**DESCRIPTION OF THE TASK**
Return every record below exactly as written, but leave out the pictures.

──────────

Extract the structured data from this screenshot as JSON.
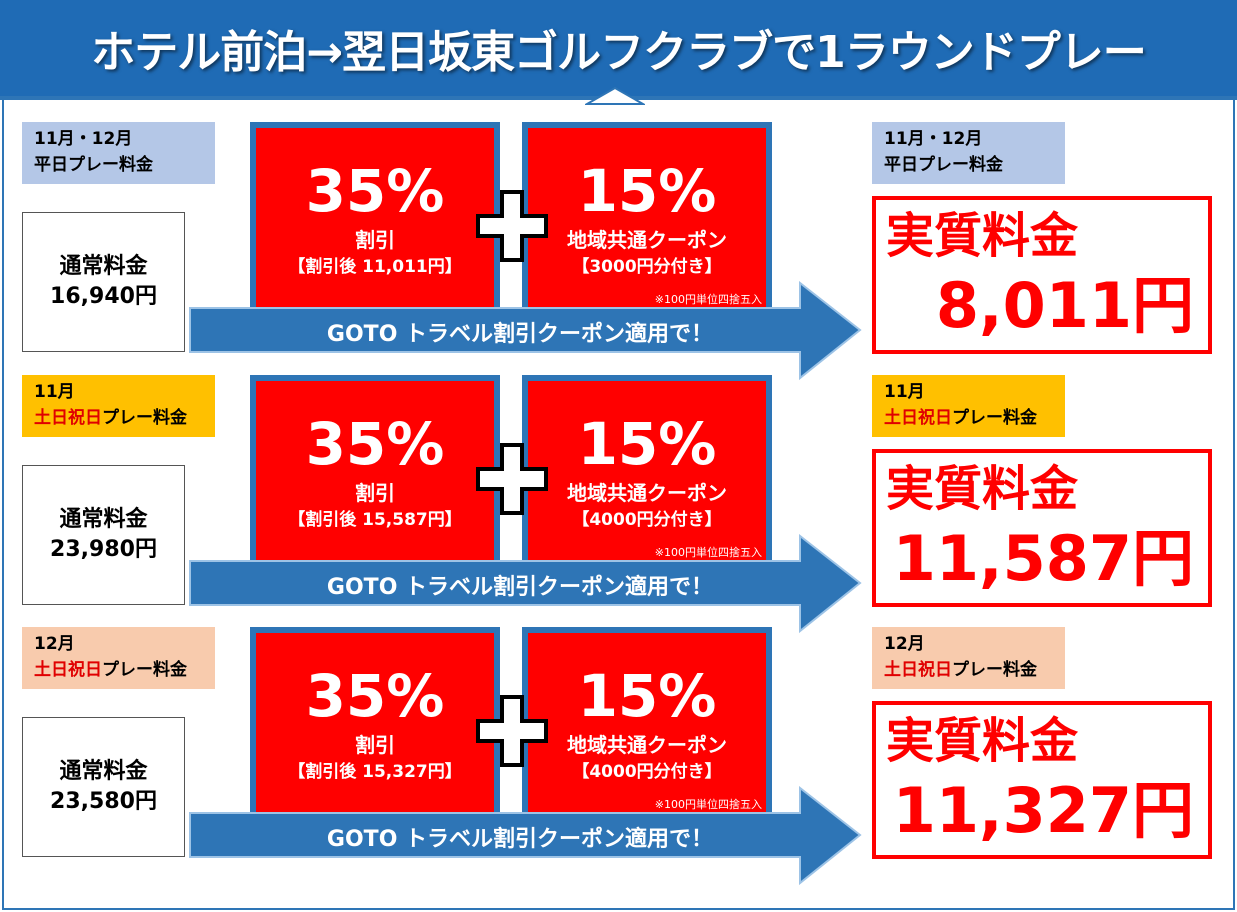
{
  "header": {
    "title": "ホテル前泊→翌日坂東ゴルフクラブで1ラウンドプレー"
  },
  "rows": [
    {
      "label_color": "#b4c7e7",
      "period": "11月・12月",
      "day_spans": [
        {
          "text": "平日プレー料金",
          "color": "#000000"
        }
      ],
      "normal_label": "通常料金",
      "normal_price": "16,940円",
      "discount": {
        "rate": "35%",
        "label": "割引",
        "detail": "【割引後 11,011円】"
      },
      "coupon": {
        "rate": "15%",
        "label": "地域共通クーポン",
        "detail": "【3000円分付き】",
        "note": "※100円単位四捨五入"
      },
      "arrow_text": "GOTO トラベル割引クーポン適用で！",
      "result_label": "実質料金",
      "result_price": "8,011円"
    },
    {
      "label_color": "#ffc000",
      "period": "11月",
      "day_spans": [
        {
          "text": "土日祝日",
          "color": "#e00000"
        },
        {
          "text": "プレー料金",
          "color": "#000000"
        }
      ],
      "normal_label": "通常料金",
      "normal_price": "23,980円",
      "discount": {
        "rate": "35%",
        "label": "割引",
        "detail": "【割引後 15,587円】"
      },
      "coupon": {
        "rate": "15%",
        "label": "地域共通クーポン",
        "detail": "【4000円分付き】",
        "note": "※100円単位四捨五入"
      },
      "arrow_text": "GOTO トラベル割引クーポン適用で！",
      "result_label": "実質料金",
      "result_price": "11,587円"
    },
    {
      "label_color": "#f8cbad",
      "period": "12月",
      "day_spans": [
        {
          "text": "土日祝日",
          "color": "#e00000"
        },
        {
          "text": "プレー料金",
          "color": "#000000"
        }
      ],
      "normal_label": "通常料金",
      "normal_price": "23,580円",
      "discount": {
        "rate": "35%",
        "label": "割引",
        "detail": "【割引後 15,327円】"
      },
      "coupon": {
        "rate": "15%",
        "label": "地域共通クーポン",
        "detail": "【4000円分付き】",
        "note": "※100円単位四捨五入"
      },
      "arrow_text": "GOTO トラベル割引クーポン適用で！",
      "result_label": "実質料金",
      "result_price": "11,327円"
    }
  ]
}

──────────

**ANSWER IN FULL**
Extract the structured data from this screenshot as JSON.
{
  "header": {
    "title": "ホテル前泊→翌日坂東ゴルフクラブで1ラウンドプレー"
  },
  "rows": [
    {
      "label_color": "#b4c7e7",
      "period": "11月・12月",
      "day_spans": [
        {
          "text": "平日プレー料金",
          "color": "#000000"
        }
      ],
      "normal_label": "通常料金",
      "normal_price": "16,940円",
      "discount": {
        "rate": "35%",
        "label": "割引",
        "detail": "【割引後 11,011円】"
      },
      "coupon": {
        "rate": "15%",
        "label": "地域共通クーポン",
        "detail": "【3000円分付き】",
        "note": "※100円単位四捨五入"
      },
      "arrow_text": "GOTO トラベル割引クーポン適用で！",
      "result_label": "実質料金",
      "result_price": "8,011円"
    },
    {
      "label_color": "#ffc000",
      "period": "11月",
      "day_spans": [
        {
          "text": "土日祝日",
          "color": "#e00000"
        },
        {
          "text": "プレー料金",
          "color": "#000000"
        }
      ],
      "normal_label": "通常料金",
      "normal_price": "23,980円",
      "discount": {
        "rate": "35%",
        "label": "割引",
        "detail": "【割引後 15,587円】"
      },
      "coupon": {
        "rate": "15%",
        "label": "地域共通クーポン",
        "detail": "【4000円分付き】",
        "note": "※100円単位四捨五入"
      },
      "arrow_text": "GOTO トラベル割引クーポン適用で！",
      "result_label": "実質料金",
      "result_price": "11,587円"
    },
    {
      "label_color": "#f8cbad",
      "period": "12月",
      "day_spans": [
        {
          "text": "土日祝日",
          "color": "#e00000"
        },
        {
          "text": "プレー料金",
          "color": "#000000"
        }
      ],
      "normal_label": "通常料金",
      "normal_price": "23,580円",
      "discount": {
        "rate": "35%",
        "label": "割引",
        "detail": "【割引後 15,327円】"
      },
      "coupon": {
        "rate": "15%",
        "label": "地域共通クーポン",
        "detail": "【4000円分付き】",
        "note": "※100円単位四捨五入"
      },
      "arrow_text": "GOTO トラベル割引クーポン適用で！",
      "result_label": "実質料金",
      "result_price": "11,327円"
    }
  ]
}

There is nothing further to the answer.